TO BE DONE
Copy out every line of the data exactly.

=== RECORDS SHOWN ===

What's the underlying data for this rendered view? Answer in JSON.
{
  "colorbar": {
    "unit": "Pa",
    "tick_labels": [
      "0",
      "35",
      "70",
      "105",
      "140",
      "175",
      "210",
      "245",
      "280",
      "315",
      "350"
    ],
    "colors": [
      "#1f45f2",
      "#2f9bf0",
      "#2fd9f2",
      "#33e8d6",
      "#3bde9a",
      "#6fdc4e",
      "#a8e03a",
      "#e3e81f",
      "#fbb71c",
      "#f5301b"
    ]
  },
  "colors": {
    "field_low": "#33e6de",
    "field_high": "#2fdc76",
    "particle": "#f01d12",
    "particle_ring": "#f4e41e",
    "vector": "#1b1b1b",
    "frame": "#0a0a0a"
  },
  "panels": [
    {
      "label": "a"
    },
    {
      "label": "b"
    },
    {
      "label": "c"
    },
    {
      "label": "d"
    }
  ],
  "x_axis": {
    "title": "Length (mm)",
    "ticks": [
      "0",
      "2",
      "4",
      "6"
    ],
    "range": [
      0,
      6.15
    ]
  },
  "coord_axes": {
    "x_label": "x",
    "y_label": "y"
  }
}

===

PROBLEM SOLUTION
What's the underlying data for this rendered view? Answer in JSON.
{
  "colorbar": {
    "unit": "Pa",
    "tick_labels": [
      "0",
      "35",
      "70",
      "105",
      "140",
      "175",
      "210",
      "245",
      "280",
      "315",
      "350"
    ],
    "colors": [
      "#1f45f2",
      "#2f9bf0",
      "#2fd9f2",
      "#33e8d6",
      "#3bde9a",
      "#6fdc4e",
      "#a8e03a",
      "#e3e81f",
      "#fbb71c",
      "#f5301b"
    ]
  },
  "colors": {
    "field_low": "#33e6de",
    "field_high": "#2fdc76",
    "particle": "#f01d12",
    "particle_ring": "#f4e41e",
    "vector": "#1b1b1b",
    "frame": "#0a0a0a"
  },
  "panels": [
    {
      "label": "a"
    },
    {
      "label": "b"
    },
    {
      "label": "c"
    },
    {
      "label": "d"
    }
  ],
  "x_axis": {
    "title": "Length (mm)",
    "ticks": [
      "0",
      "2",
      "4",
      "6"
    ],
    "range": [
      0,
      6.15
    ]
  },
  "coord_axes": {
    "x_label": "x",
    "y_label": "y"
  }
}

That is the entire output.